State the number of lines below in which the word "time" appears. Nothing else belongs in the answer.

EXTRACTED RECORDS:

■ ■ ■ ■ ■

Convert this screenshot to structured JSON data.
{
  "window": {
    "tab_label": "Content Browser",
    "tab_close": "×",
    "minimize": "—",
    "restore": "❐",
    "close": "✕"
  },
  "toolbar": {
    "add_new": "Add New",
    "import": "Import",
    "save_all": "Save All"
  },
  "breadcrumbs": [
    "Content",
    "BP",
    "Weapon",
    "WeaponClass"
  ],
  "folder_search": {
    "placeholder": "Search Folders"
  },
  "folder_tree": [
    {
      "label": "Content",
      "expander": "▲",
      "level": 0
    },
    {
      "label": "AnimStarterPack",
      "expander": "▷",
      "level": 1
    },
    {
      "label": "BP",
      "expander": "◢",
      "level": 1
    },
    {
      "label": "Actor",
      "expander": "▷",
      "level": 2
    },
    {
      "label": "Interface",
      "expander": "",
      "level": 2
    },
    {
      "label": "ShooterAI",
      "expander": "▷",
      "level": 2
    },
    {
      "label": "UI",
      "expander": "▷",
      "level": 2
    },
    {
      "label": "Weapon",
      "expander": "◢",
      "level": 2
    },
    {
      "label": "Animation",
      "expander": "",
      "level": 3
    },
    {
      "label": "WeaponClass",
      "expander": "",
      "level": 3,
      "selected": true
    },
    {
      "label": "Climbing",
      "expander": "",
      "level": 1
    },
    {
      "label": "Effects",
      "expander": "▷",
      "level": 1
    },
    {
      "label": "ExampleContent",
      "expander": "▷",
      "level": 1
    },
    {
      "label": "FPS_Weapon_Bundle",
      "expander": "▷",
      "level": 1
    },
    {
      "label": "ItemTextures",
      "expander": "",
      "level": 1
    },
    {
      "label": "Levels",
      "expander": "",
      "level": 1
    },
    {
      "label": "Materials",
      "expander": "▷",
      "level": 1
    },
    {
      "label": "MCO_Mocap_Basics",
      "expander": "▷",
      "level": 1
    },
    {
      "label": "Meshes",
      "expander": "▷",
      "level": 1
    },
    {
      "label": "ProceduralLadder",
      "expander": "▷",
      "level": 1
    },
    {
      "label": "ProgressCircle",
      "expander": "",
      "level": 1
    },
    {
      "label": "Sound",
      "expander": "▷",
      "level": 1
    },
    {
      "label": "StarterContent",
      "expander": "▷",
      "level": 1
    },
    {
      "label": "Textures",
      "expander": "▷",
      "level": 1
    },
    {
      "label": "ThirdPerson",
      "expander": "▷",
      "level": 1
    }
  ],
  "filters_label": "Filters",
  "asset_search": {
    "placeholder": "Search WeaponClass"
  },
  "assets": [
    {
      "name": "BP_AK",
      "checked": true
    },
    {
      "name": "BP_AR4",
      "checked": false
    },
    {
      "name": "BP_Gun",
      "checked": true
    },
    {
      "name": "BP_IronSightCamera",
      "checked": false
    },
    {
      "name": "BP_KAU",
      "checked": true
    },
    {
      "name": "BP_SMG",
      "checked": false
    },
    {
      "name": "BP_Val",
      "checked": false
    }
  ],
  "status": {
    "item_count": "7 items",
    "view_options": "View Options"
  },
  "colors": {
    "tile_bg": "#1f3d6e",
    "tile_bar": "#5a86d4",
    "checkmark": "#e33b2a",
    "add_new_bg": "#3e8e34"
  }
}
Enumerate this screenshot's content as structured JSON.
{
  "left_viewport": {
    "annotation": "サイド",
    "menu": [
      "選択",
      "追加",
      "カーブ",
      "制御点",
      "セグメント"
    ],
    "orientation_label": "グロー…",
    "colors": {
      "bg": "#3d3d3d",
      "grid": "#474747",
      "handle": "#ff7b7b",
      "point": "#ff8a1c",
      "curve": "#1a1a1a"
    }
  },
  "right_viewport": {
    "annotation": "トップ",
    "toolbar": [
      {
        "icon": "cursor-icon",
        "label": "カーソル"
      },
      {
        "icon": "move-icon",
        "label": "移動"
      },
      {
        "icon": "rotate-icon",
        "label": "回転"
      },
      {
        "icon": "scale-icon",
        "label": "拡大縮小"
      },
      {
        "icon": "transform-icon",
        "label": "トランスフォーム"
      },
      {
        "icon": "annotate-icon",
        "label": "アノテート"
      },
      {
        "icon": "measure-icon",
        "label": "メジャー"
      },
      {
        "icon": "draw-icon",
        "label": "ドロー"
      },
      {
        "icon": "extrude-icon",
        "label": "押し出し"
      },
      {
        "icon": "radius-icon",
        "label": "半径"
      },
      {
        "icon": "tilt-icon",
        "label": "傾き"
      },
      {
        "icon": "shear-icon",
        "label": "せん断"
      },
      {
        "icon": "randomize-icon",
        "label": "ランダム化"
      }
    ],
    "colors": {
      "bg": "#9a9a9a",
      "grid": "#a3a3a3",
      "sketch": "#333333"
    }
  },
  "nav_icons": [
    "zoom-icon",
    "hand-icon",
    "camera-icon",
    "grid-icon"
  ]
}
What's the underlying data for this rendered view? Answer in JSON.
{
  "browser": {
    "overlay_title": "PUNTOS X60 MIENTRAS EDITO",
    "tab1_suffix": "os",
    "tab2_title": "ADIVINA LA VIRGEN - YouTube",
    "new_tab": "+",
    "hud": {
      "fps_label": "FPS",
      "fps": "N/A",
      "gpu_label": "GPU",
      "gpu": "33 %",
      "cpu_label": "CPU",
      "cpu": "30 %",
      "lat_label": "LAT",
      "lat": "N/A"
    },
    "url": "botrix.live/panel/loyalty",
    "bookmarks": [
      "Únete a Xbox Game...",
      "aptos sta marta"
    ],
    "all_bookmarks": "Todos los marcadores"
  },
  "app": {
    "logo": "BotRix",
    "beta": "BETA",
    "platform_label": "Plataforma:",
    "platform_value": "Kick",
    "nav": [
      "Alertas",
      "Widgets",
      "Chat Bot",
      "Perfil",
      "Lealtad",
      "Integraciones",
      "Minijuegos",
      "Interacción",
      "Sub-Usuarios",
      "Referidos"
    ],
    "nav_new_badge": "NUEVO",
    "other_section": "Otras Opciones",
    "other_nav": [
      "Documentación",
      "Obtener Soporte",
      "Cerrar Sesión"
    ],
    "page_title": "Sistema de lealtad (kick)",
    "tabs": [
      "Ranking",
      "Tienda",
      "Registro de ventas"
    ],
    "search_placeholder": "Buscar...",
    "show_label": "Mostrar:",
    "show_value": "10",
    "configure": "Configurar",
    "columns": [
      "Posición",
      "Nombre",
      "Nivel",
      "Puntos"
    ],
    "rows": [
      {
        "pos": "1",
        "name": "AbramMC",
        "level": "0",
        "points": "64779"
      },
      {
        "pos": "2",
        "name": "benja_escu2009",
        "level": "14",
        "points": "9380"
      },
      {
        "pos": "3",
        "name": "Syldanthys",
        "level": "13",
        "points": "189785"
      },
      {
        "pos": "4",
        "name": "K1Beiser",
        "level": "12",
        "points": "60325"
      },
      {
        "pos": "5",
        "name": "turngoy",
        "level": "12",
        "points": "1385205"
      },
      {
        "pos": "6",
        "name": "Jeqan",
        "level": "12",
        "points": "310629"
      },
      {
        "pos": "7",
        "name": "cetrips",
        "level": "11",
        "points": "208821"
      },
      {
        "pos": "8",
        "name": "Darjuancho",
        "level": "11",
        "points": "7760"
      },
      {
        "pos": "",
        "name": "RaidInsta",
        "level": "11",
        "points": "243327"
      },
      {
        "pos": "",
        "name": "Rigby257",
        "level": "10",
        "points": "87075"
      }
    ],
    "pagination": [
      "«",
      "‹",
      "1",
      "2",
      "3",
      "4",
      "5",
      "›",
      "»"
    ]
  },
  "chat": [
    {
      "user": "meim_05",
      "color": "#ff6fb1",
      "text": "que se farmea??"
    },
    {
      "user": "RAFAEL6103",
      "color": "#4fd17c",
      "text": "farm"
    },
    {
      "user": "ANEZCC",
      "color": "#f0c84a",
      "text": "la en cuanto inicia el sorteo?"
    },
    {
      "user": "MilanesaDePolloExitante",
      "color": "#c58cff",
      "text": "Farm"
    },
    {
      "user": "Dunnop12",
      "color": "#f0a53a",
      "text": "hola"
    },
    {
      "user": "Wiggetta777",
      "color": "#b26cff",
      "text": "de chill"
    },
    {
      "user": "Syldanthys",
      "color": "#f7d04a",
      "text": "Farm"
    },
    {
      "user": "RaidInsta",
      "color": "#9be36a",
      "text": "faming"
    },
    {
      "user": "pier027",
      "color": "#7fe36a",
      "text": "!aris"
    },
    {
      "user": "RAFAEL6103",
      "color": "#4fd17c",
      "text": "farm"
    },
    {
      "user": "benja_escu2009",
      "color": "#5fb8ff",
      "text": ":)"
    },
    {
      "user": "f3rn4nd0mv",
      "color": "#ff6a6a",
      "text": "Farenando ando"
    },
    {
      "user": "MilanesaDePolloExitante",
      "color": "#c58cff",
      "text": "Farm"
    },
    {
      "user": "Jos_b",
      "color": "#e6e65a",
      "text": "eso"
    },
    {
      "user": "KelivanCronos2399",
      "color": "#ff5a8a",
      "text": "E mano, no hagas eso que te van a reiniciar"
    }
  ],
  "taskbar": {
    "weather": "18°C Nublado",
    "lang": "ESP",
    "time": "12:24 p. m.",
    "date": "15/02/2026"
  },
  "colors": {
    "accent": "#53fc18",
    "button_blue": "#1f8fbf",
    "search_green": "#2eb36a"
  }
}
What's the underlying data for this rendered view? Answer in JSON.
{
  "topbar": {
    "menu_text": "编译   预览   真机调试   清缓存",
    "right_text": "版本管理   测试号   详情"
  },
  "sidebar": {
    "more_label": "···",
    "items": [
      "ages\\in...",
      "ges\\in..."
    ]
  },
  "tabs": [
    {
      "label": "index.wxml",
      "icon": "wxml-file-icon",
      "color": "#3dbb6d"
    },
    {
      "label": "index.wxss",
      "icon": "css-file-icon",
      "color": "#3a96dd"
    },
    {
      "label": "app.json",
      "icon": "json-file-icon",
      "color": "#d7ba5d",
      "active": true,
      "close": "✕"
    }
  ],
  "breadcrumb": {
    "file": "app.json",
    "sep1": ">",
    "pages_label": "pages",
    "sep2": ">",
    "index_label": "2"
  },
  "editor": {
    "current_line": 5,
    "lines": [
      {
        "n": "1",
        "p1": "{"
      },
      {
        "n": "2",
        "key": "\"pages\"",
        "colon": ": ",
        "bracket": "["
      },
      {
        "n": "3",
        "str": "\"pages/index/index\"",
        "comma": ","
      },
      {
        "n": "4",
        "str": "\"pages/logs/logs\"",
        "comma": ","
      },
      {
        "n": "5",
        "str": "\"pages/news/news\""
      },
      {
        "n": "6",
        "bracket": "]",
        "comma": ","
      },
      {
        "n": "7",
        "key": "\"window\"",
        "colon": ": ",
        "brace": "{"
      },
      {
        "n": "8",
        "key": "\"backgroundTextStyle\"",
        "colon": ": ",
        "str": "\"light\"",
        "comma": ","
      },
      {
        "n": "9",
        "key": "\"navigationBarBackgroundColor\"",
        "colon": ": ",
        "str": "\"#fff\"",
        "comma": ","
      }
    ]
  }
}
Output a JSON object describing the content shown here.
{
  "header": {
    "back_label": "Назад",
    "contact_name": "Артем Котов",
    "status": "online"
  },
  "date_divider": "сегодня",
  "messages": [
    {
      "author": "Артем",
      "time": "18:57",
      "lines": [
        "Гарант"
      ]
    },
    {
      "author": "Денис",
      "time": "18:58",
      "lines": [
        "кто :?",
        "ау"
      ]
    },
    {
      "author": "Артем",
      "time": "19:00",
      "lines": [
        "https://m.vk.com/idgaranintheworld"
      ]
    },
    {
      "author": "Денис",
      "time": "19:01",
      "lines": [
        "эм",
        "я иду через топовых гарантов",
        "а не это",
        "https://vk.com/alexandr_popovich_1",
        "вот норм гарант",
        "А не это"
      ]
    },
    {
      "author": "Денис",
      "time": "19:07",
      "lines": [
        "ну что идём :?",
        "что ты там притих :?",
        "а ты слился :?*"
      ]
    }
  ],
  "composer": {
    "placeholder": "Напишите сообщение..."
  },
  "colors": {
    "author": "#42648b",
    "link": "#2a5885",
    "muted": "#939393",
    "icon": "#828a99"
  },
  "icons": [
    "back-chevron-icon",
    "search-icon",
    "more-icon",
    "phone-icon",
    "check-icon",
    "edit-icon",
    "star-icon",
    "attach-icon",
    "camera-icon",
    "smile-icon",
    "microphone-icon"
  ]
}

■ ■ ■ ■ ■

RESULT BELOW:
6